Texte à analyser:
******************************

OSIRIS-Les prix d’accès aux services télécoms encore trop élevés en Afrique



OSIRIS-Les prix d’accès aux services télécoms encore trop élevés en Afrique
Il existe de multiples raisons pour lesquelles les prix d’accès aux télécoms, et surtout à l’internet haut débit sont encore trop élevés en Afrique pour répondre « aux réalités africaines ». Le déclic sur ce continent se fera lorsque les prix seront vraiment bas et la qualité élevée. C’est une question de taille critique du parc d’utilisateurs.
 
Nous pensons que les signaux sont au vert : notre dernière mise à jour de l’étude sur la 4G-LTE en Afrique - qui est mise à jour chaque mois, pays par pays - montre que cette technologie a été lancée dans 31 pays d’Afrique à ce jour !

******************************

Enregistrements extraits:
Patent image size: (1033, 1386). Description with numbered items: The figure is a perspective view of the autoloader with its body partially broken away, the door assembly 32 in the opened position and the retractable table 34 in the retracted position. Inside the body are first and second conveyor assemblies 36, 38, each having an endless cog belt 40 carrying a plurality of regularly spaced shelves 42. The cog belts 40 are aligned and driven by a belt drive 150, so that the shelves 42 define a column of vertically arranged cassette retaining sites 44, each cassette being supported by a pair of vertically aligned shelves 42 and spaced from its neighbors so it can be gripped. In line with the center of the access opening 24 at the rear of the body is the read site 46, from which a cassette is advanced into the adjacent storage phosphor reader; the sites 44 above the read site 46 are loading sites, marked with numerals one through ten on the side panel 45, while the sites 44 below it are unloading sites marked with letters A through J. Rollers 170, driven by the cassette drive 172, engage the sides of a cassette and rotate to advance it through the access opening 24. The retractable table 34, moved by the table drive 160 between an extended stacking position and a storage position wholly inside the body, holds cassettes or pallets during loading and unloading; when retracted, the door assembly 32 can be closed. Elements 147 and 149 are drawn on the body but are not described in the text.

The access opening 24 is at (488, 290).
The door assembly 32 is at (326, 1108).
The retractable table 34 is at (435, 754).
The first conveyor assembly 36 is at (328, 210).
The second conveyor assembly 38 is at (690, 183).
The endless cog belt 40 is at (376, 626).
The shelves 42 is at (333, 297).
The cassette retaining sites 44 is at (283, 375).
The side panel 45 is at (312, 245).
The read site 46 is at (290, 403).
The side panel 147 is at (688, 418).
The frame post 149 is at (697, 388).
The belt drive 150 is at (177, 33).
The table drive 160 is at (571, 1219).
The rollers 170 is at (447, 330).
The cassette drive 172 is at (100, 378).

******************************

Consigne:
D'après le texte à analyser, dans combien de pays d'Afrique la technologie 4G-LTE a-t-elle été lancée à ce jour ?

Zone de réponse:
Dans 31 pays d'Afrique.